WORK TO BE COMPLETED:
Go through the data below. List every line that holds the word "right".

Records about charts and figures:
--- begin ---

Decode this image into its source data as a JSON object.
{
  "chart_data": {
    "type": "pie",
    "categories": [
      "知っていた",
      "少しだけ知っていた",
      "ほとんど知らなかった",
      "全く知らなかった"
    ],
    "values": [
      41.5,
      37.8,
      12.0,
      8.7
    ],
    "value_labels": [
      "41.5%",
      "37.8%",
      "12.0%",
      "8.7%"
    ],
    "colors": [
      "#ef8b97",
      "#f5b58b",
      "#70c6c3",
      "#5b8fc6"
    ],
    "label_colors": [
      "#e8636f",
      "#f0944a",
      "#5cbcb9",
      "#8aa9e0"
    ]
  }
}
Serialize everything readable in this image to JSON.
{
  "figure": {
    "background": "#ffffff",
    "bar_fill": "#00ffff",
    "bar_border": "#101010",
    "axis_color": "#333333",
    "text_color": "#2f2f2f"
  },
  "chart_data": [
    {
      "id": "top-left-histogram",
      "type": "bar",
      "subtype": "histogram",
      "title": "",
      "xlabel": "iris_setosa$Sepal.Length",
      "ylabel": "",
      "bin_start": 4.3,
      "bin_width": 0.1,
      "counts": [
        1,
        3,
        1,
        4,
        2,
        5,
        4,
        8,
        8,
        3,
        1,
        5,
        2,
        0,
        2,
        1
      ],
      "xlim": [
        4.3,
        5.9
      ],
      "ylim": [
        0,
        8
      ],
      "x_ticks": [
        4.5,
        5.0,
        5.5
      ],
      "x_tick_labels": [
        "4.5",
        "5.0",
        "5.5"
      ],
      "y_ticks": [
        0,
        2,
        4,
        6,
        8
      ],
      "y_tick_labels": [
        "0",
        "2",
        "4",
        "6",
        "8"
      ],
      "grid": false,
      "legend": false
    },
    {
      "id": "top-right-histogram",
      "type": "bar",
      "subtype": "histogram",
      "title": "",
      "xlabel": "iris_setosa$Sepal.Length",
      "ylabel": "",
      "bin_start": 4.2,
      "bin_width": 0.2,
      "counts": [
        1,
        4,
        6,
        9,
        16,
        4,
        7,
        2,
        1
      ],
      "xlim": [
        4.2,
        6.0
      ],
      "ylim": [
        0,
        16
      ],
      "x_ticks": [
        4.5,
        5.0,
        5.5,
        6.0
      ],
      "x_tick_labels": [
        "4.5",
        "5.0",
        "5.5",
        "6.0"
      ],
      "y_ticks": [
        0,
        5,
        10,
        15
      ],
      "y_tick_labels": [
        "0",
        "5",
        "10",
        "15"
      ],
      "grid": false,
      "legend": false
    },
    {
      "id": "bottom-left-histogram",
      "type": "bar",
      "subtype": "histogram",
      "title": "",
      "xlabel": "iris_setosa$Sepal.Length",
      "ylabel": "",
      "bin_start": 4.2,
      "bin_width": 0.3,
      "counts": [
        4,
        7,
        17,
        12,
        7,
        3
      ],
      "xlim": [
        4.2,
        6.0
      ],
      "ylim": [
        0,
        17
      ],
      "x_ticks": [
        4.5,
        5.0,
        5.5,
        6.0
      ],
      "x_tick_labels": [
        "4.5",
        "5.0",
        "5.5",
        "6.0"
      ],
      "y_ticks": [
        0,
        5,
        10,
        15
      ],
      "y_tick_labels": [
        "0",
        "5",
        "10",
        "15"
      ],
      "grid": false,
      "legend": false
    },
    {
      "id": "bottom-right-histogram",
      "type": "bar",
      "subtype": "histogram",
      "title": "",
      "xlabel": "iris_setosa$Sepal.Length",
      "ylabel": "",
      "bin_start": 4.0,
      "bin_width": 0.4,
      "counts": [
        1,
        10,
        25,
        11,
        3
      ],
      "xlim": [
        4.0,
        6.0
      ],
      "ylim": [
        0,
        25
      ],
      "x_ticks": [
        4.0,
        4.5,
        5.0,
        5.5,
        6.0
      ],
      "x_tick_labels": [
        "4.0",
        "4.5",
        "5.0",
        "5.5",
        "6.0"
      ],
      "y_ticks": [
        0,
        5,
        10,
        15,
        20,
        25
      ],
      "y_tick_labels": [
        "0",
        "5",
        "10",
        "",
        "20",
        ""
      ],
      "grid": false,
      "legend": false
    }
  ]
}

--- end ---

COMPLETED TASK:
      "id": "top-right-histogram",
      "id": "bottom-right-histogram",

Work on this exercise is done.